═══ STORED ROWS

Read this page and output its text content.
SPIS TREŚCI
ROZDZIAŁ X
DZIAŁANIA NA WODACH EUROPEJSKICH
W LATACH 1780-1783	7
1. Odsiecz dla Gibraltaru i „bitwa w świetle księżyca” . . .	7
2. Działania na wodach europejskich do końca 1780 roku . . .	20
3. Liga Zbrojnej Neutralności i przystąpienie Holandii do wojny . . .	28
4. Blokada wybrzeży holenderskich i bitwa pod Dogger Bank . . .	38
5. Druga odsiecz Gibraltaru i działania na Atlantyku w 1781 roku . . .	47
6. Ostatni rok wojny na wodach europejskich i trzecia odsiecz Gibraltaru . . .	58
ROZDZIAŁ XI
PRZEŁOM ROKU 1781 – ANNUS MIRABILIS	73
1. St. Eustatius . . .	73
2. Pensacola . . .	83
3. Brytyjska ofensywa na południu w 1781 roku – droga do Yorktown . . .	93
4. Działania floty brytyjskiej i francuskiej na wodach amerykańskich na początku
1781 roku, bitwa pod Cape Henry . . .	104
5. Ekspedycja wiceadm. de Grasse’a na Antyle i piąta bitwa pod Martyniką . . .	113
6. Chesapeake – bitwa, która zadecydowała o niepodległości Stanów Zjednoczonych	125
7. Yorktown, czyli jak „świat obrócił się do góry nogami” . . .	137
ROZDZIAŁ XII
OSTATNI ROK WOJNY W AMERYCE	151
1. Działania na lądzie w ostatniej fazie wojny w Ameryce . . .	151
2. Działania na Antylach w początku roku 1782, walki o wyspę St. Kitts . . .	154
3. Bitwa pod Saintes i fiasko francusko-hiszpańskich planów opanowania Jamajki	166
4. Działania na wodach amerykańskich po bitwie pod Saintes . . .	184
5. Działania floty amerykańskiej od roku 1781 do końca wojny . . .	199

══════

AIM -> Search the entries for the word "Saintes" and copy every line that has it.

REPLY TO THE TASK ->
3. Bitwa pod Saintes i fiasko francusko-hiszpańskich planów opanowania Jamajki	166
4. Działania na wodach amerykańskich po bitwie pod Saintes . . .	184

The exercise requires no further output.